■ Written exercise: Read through the records below and copy each line that uses the word "enter".

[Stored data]
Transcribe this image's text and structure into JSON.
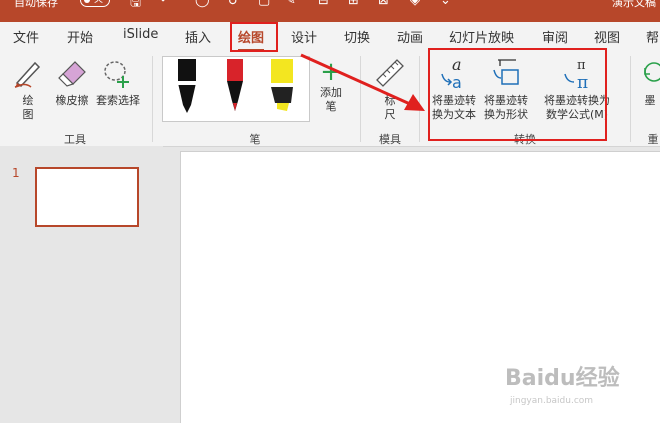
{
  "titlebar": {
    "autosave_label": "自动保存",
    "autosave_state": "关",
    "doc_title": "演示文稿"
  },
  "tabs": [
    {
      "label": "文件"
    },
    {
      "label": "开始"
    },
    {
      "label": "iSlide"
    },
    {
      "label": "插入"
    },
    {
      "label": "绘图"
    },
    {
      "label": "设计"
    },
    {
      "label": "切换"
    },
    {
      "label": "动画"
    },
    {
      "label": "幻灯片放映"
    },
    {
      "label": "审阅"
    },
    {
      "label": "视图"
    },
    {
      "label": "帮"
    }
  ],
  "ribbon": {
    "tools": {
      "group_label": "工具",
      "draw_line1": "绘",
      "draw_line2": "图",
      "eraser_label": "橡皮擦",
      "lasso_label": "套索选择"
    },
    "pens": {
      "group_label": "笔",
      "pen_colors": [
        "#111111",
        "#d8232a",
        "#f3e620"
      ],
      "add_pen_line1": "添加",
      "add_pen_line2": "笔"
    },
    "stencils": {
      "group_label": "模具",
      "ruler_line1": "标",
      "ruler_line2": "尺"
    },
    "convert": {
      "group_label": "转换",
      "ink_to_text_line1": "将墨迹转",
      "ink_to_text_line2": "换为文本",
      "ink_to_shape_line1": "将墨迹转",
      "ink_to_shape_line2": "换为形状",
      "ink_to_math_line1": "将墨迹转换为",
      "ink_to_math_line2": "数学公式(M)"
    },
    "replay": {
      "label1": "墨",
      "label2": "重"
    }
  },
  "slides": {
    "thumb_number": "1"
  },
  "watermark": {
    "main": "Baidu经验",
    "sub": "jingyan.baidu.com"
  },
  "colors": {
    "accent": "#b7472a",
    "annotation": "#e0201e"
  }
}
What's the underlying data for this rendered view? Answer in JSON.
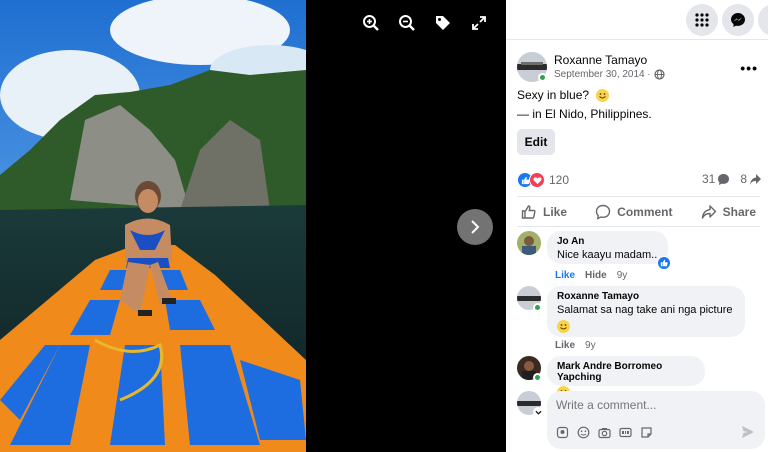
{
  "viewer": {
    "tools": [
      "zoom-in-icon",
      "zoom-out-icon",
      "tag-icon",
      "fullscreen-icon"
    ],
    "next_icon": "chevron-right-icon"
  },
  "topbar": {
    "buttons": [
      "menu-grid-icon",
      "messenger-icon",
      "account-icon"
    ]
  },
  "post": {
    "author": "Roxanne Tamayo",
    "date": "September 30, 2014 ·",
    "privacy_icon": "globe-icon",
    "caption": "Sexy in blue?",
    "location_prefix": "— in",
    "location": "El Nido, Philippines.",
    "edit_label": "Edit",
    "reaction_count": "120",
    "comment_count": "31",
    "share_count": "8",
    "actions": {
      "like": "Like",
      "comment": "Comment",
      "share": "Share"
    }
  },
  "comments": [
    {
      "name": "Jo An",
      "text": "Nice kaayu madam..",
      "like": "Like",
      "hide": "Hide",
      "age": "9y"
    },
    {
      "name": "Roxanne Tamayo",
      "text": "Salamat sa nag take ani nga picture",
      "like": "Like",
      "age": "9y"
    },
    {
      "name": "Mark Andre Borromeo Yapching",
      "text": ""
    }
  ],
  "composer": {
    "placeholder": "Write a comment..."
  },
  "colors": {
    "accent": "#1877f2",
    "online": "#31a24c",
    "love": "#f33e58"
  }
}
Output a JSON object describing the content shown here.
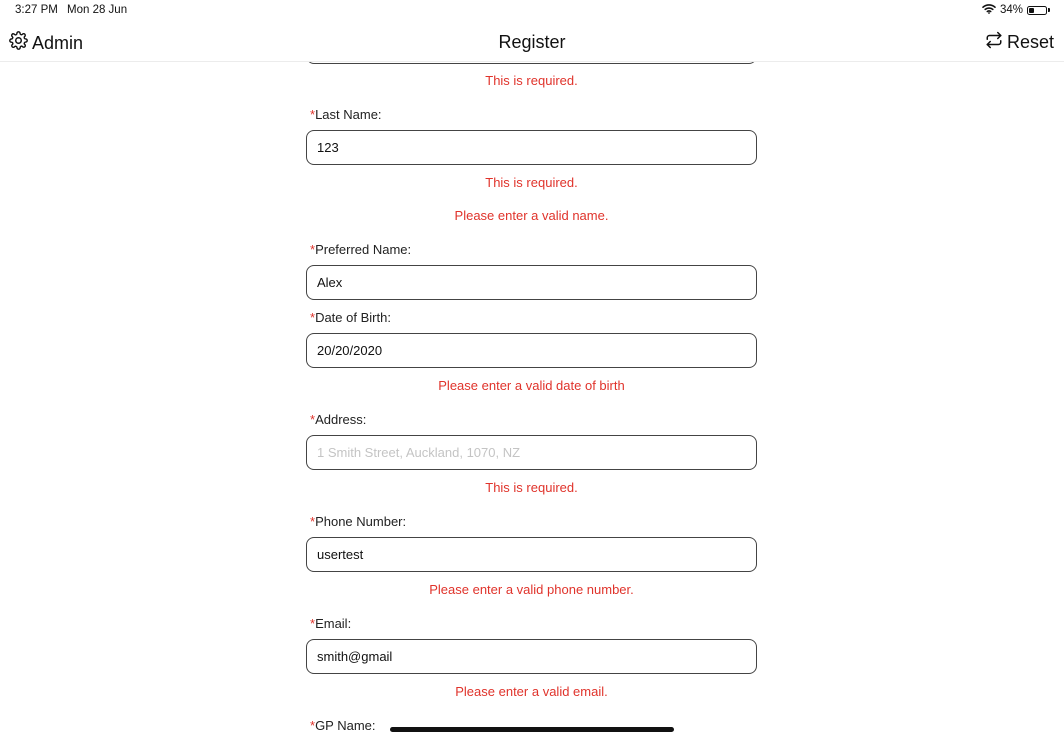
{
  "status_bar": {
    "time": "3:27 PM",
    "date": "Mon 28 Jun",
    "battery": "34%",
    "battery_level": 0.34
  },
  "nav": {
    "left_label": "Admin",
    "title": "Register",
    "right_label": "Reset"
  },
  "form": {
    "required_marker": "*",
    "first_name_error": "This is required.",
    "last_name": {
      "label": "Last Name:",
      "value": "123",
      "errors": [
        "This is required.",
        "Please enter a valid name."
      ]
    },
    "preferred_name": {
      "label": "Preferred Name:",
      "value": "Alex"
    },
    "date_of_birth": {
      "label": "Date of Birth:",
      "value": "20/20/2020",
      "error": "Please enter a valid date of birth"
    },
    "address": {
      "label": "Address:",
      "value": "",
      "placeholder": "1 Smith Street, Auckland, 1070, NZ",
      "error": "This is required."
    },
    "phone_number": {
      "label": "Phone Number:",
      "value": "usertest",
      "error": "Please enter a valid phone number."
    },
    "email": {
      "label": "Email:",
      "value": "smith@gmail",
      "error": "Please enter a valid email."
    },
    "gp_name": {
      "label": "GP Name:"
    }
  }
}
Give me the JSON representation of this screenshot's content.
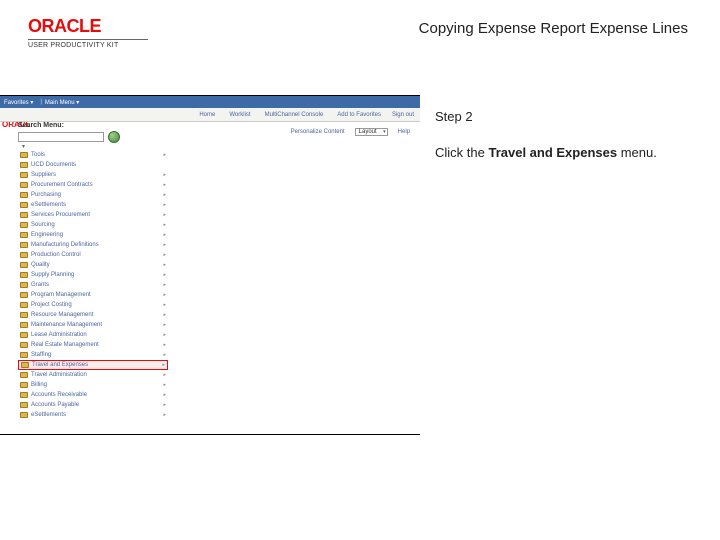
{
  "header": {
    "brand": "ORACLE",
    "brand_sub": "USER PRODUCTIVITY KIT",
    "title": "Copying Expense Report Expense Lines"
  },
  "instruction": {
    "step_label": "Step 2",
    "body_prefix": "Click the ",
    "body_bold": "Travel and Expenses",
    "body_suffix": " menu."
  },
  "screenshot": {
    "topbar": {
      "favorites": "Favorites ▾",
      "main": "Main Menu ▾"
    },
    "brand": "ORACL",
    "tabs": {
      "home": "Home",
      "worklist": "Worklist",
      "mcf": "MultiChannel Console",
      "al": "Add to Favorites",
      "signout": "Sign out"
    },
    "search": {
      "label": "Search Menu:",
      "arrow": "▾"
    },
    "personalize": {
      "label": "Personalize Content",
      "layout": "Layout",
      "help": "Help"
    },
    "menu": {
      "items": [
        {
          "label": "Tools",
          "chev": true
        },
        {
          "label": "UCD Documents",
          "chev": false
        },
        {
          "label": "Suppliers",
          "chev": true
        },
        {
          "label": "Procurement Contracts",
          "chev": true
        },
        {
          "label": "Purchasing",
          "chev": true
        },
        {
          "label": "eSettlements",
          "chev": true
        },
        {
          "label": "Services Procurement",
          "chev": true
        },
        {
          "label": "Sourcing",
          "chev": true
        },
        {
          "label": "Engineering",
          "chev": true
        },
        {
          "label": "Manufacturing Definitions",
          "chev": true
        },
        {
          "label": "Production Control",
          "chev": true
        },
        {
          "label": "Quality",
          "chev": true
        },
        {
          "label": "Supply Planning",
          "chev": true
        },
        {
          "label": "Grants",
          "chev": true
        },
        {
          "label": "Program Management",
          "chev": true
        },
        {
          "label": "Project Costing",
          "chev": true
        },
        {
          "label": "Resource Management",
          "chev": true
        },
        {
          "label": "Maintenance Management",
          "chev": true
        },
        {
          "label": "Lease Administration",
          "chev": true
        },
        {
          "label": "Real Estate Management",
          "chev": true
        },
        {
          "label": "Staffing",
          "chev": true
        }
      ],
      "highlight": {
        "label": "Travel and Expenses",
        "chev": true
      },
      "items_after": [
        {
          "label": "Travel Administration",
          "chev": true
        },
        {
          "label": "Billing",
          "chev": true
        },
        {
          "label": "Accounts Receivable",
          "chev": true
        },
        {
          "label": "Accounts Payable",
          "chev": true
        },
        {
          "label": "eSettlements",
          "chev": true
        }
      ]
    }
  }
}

■ Answer in full:
        "Please enter a valid name."
      "error": "Please enter a valid date of birth"
      "error": "Please enter a valid phone number."
      "error": "Please enter a valid email."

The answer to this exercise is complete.